** BEGIN Provided records **

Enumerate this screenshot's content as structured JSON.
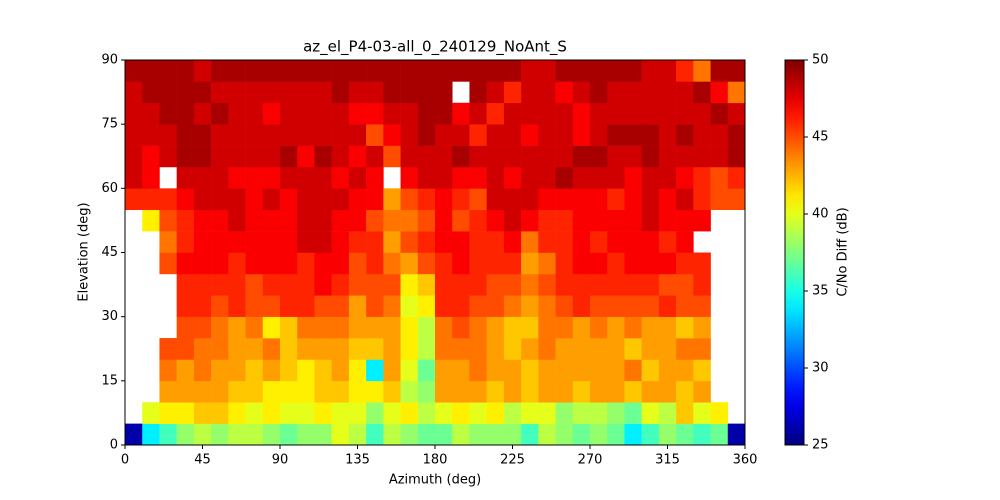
{
  "chart_data": {
    "type": "heatmap",
    "title": "az_el_P4-03-all_0_240129_NoAnt_S",
    "x_label": "Azimuth (deg)",
    "y_label": "Elevation (deg)",
    "colorbar_label": "C/No Diff (dB)",
    "colormap": "jet",
    "x_bins": [
      0,
      10,
      20,
      30,
      40,
      50,
      60,
      70,
      80,
      90,
      100,
      110,
      120,
      130,
      140,
      150,
      160,
      170,
      180,
      190,
      200,
      210,
      220,
      230,
      240,
      250,
      260,
      270,
      280,
      290,
      300,
      310,
      320,
      330,
      340,
      350,
      360
    ],
    "y_bins": [
      0,
      5,
      10,
      15,
      20,
      25,
      30,
      35,
      40,
      45,
      50,
      55,
      60,
      65,
      70,
      75,
      80,
      85,
      90
    ],
    "xlim": [
      0,
      360
    ],
    "ylim": [
      0,
      90
    ],
    "xticks": [
      0,
      45,
      90,
      135,
      180,
      225,
      270,
      315,
      360
    ],
    "yticks": [
      0,
      15,
      30,
      45,
      60,
      75,
      90
    ],
    "clim": [
      25,
      50
    ],
    "cticks": [
      25,
      30,
      35,
      40,
      45,
      50
    ],
    "values": [
      [
        26,
        34,
        36,
        38,
        39,
        38,
        39,
        39,
        38,
        37,
        38,
        38,
        40,
        39,
        36,
        39,
        38,
        37,
        37,
        39,
        38,
        38,
        38,
        36,
        39,
        38,
        37,
        38,
        37,
        34,
        36,
        38,
        37,
        36,
        37,
        26
      ],
      [
        null,
        40,
        41,
        41,
        42,
        42,
        41,
        40,
        41,
        40,
        40,
        41,
        40,
        40,
        38,
        40,
        41,
        39,
        40,
        41,
        40,
        41,
        39,
        40,
        40,
        38,
        39,
        39,
        38,
        37,
        40,
        39,
        42,
        40,
        41,
        null
      ],
      [
        null,
        null,
        43,
        43,
        43,
        43,
        42,
        42,
        41,
        41,
        41,
        42,
        42,
        41,
        41,
        42,
        39,
        38,
        43,
        43,
        43,
        42,
        43,
        42,
        43,
        43,
        42,
        43,
        43,
        42,
        43,
        43,
        42,
        43,
        null,
        null
      ],
      [
        null,
        null,
        44,
        43,
        44,
        43,
        43,
        42,
        43,
        42,
        41,
        42,
        43,
        41,
        34,
        43,
        40,
        37,
        43,
        43,
        44,
        43,
        43,
        42,
        43,
        43,
        43,
        43,
        43,
        44,
        42,
        43,
        43,
        42,
        null,
        null
      ],
      [
        null,
        null,
        45,
        45,
        44,
        44,
        43,
        43,
        44,
        42,
        43,
        43,
        43,
        42,
        42,
        43,
        41,
        39,
        44,
        44,
        44,
        43,
        42,
        43,
        44,
        43,
        43,
        43,
        43,
        42,
        43,
        43,
        44,
        44,
        null,
        null
      ],
      [
        null,
        null,
        null,
        45,
        45,
        44,
        43,
        44,
        41,
        42,
        44,
        44,
        44,
        43,
        43,
        43,
        41,
        39,
        44,
        45,
        44,
        43,
        42,
        42,
        44,
        44,
        43,
        44,
        43,
        44,
        43,
        43,
        42,
        43,
        null,
        null
      ],
      [
        null,
        null,
        null,
        46,
        46,
        45,
        46,
        45,
        45,
        46,
        46,
        45,
        45,
        43,
        45,
        44,
        40,
        41,
        46,
        46,
        45,
        45,
        44,
        43,
        44,
        45,
        46,
        45,
        45,
        45,
        45,
        46,
        45,
        45,
        null,
        null
      ],
      [
        null,
        null,
        null,
        46,
        46,
        46,
        46,
        45,
        46,
        46,
        46,
        47,
        46,
        45,
        45,
        45,
        41,
        42,
        46,
        46,
        46,
        45,
        45,
        44,
        45,
        46,
        46,
        46,
        46,
        46,
        46,
        45,
        45,
        46,
        null,
        null
      ],
      [
        null,
        null,
        45,
        47,
        47,
        47,
        46,
        47,
        47,
        47,
        46,
        47,
        47,
        45,
        46,
        44,
        43,
        45,
        46,
        47,
        46,
        46,
        46,
        43,
        44,
        46,
        47,
        47,
        46,
        47,
        47,
        47,
        46,
        46,
        null,
        null
      ],
      [
        null,
        null,
        44,
        46,
        47,
        47,
        47,
        47,
        47,
        47,
        48,
        48,
        47,
        46,
        46,
        43,
        45,
        46,
        47,
        47,
        46,
        46,
        47,
        44,
        46,
        46,
        47,
        46,
        47,
        47,
        47,
        46,
        47,
        null,
        null,
        null
      ],
      [
        null,
        41,
        45,
        46,
        47,
        47,
        48,
        47,
        47,
        47,
        48,
        48,
        47,
        47,
        45,
        44,
        44,
        45,
        47,
        45,
        46,
        47,
        48,
        47,
        46,
        46,
        47,
        47,
        47,
        47,
        48,
        47,
        47,
        47,
        null,
        null
      ],
      [
        46,
        46,
        46,
        47,
        48,
        48,
        48,
        47,
        48,
        47,
        48,
        48,
        48,
        47,
        47,
        43,
        45,
        46,
        47,
        46,
        45,
        48,
        48,
        48,
        47,
        47,
        47,
        47,
        46,
        47,
        48,
        47,
        48,
        46,
        45,
        45
      ],
      [
        48,
        47,
        null,
        48,
        48,
        48,
        47,
        47,
        47,
        48,
        48,
        48,
        47,
        48,
        47,
        null,
        47,
        48,
        48,
        47,
        47,
        48,
        47,
        48,
        48,
        49,
        48,
        48,
        48,
        47,
        48,
        48,
        47,
        46,
        45,
        46
      ],
      [
        48,
        47,
        48,
        49,
        49,
        48,
        48,
        48,
        48,
        49,
        47,
        49,
        48,
        47,
        48,
        45,
        48,
        48,
        48,
        49,
        48,
        48,
        48,
        48,
        48,
        48,
        49,
        49,
        48,
        48,
        49,
        48,
        48,
        48,
        48,
        49
      ],
      [
        48,
        48,
        48,
        49,
        49,
        48,
        48,
        48,
        48,
        48,
        48,
        48,
        48,
        48,
        45,
        47,
        48,
        49,
        48,
        48,
        46,
        48,
        48,
        47,
        48,
        48,
        47,
        48,
        49,
        49,
        49,
        48,
        49,
        48,
        48,
        49
      ],
      [
        48,
        48,
        49,
        49,
        48,
        49,
        48,
        48,
        47,
        48,
        48,
        48,
        48,
        47,
        47,
        48,
        48,
        49,
        49,
        47,
        48,
        46,
        48,
        48,
        48,
        48,
        47,
        48,
        48,
        48,
        48,
        48,
        48,
        48,
        49,
        48
      ],
      [
        48,
        49,
        49,
        49,
        49,
        48,
        48,
        48,
        48,
        48,
        48,
        48,
        49,
        48,
        48,
        49,
        49,
        49,
        49,
        null,
        49,
        48,
        46,
        48,
        48,
        47,
        48,
        49,
        48,
        48,
        48,
        48,
        48,
        49,
        47,
        44
      ],
      [
        49,
        49,
        49,
        49,
        48,
        49,
        49,
        49,
        49,
        49,
        49,
        49,
        49,
        49,
        49,
        49,
        49,
        49,
        49,
        49,
        49,
        49,
        49,
        48,
        48,
        49,
        49,
        49,
        49,
        49,
        48,
        48,
        46,
        44,
        49,
        49
      ]
    ]
  }
}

** END Provided records **

The request: Leave the images out, please, and restate each line word for word.

Solved problem:
Enumerate this screenshot's content as structured JSON.
{
  "chart_data": {
    "type": "heatmap",
    "title": "az_el_P4-03-all_0_240129_NoAnt_S",
    "x_label": "Azimuth (deg)",
    "y_label": "Elevation (deg)",
    "colorbar_label": "C/No Diff (dB)",
    "colormap": "jet",
    "x_bins": [
      0,
      10,
      20,
      30,
      40,
      50,
      60,
      70,
      80,
      90,
      100,
      110,
      120,
      130,
      140,
      150,
      160,
      170,
      180,
      190,
      200,
      210,
      220,
      230,
      240,
      250,
      260,
      270,
      280,
      290,
      300,
      310,
      320,
      330,
      340,
      350,
      360
    ],
    "y_bins": [
      0,
      5,
      10,
      15,
      20,
      25,
      30,
      35,
      40,
      45,
      50,
      55,
      60,
      65,
      70,
      75,
      80,
      85,
      90
    ],
    "xlim": [
      0,
      360
    ],
    "ylim": [
      0,
      90
    ],
    "xticks": [
      0,
      45,
      90,
      135,
      180,
      225,
      270,
      315,
      360
    ],
    "yticks": [
      0,
      15,
      30,
      45,
      60,
      75,
      90
    ],
    "clim": [
      25,
      50
    ],
    "cticks": [
      25,
      30,
      35,
      40,
      45,
      50
    ],
    "values": [
      [
        26,
        34,
        36,
        38,
        39,
        38,
        39,
        39,
        38,
        37,
        38,
        38,
        40,
        39,
        36,
        39,
        38,
        37,
        37,
        39,
        38,
        38,
        38,
        36,
        39,
        38,
        37,
        38,
        37,
        34,
        36,
        38,
        37,
        36,
        37,
        26
      ],
      [
        null,
        40,
        41,
        41,
        42,
        42,
        41,
        40,
        41,
        40,
        40,
        41,
        40,
        40,
        38,
        40,
        41,
        39,
        40,
        41,
        40,
        41,
        39,
        40,
        40,
        38,
        39,
        39,
        38,
        37,
        40,
        39,
        42,
        40,
        41,
        null
      ],
      [
        null,
        null,
        43,
        43,
        43,
        43,
        42,
        42,
        41,
        41,
        41,
        42,
        42,
        41,
        41,
        42,
        39,
        38,
        43,
        43,
        43,
        42,
        43,
        42,
        43,
        43,
        42,
        43,
        43,
        42,
        43,
        43,
        42,
        43,
        null,
        null
      ],
      [
        null,
        null,
        44,
        43,
        44,
        43,
        43,
        42,
        43,
        42,
        41,
        42,
        43,
        41,
        34,
        43,
        40,
        37,
        43,
        43,
        44,
        43,
        43,
        42,
        43,
        43,
        43,
        43,
        43,
        44,
        42,
        43,
        43,
        42,
        null,
        null
      ],
      [
        null,
        null,
        45,
        45,
        44,
        44,
        43,
        43,
        44,
        42,
        43,
        43,
        43,
        42,
        42,
        43,
        41,
        39,
        44,
        44,
        44,
        43,
        42,
        43,
        44,
        43,
        43,
        43,
        43,
        42,
        43,
        43,
        44,
        44,
        null,
        null
      ],
      [
        null,
        null,
        null,
        45,
        45,
        44,
        43,
        44,
        41,
        42,
        44,
        44,
        44,
        43,
        43,
        43,
        41,
        39,
        44,
        45,
        44,
        43,
        42,
        42,
        44,
        44,
        43,
        44,
        43,
        44,
        43,
        43,
        42,
        43,
        null,
        null
      ],
      [
        null,
        null,
        null,
        46,
        46,
        45,
        46,
        45,
        45,
        46,
        46,
        45,
        45,
        43,
        45,
        44,
        40,
        41,
        46,
        46,
        45,
        45,
        44,
        43,
        44,
        45,
        46,
        45,
        45,
        45,
        45,
        46,
        45,
        45,
        null,
        null
      ],
      [
        null,
        null,
        null,
        46,
        46,
        46,
        46,
        45,
        46,
        46,
        46,
        47,
        46,
        45,
        45,
        45,
        41,
        42,
        46,
        46,
        46,
        45,
        45,
        44,
        45,
        46,
        46,
        46,
        46,
        46,
        46,
        45,
        45,
        46,
        null,
        null
      ],
      [
        null,
        null,
        45,
        47,
        47,
        47,
        46,
        47,
        47,
        47,
        46,
        47,
        47,
        45,
        46,
        44,
        43,
        45,
        46,
        47,
        46,
        46,
        46,
        43,
        44,
        46,
        47,
        47,
        46,
        47,
        47,
        47,
        46,
        46,
        null,
        null
      ],
      [
        null,
        null,
        44,
        46,
        47,
        47,
        47,
        47,
        47,
        47,
        48,
        48,
        47,
        46,
        46,
        43,
        45,
        46,
        47,
        47,
        46,
        46,
        47,
        44,
        46,
        46,
        47,
        46,
        47,
        47,
        47,
        46,
        47,
        null,
        null,
        null
      ],
      [
        null,
        41,
        45,
        46,
        47,
        47,
        48,
        47,
        47,
        47,
        48,
        48,
        47,
        47,
        45,
        44,
        44,
        45,
        47,
        45,
        46,
        47,
        48,
        47,
        46,
        46,
        47,
        47,
        47,
        47,
        48,
        47,
        47,
        47,
        null,
        null
      ],
      [
        46,
        46,
        46,
        47,
        48,
        48,
        48,
        47,
        48,
        47,
        48,
        48,
        48,
        47,
        47,
        43,
        45,
        46,
        47,
        46,
        45,
        48,
        48,
        48,
        47,
        47,
        47,
        47,
        46,
        47,
        48,
        47,
        48,
        46,
        45,
        45
      ],
      [
        48,
        47,
        null,
        48,
        48,
        48,
        47,
        47,
        47,
        48,
        48,
        48,
        47,
        48,
        47,
        null,
        47,
        48,
        48,
        47,
        47,
        48,
        47,
        48,
        48,
        49,
        48,
        48,
        48,
        47,
        48,
        48,
        47,
        46,
        45,
        46
      ],
      [
        48,
        47,
        48,
        49,
        49,
        48,
        48,
        48,
        48,
        49,
        47,
        49,
        48,
        47,
        48,
        45,
        48,
        48,
        48,
        49,
        48,
        48,
        48,
        48,
        48,
        48,
        49,
        49,
        48,
        48,
        49,
        48,
        48,
        48,
        48,
        49
      ],
      [
        48,
        48,
        48,
        49,
        49,
        48,
        48,
        48,
        48,
        48,
        48,
        48,
        48,
        48,
        45,
        47,
        48,
        49,
        48,
        48,
        46,
        48,
        48,
        47,
        48,
        48,
        47,
        48,
        49,
        49,
        49,
        48,
        49,
        48,
        48,
        49
      ],
      [
        48,
        48,
        49,
        49,
        48,
        49,
        48,
        48,
        47,
        48,
        48,
        48,
        48,
        47,
        47,
        48,
        48,
        49,
        49,
        47,
        48,
        46,
        48,
        48,
        48,
        48,
        47,
        48,
        48,
        48,
        48,
        48,
        48,
        48,
        49,
        48
      ],
      [
        48,
        49,
        49,
        49,
        49,
        48,
        48,
        48,
        48,
        48,
        48,
        48,
        49,
        48,
        48,
        49,
        49,
        49,
        49,
        null,
        49,
        48,
        46,
        48,
        48,
        47,
        48,
        49,
        48,
        48,
        48,
        48,
        48,
        49,
        47,
        44
      ],
      [
        49,
        49,
        49,
        49,
        48,
        49,
        49,
        49,
        49,
        49,
        49,
        49,
        49,
        49,
        49,
        49,
        49,
        49,
        49,
        49,
        49,
        49,
        49,
        48,
        48,
        49,
        49,
        49,
        49,
        49,
        48,
        48,
        46,
        44,
        49,
        49
      ]
    ]
  }
}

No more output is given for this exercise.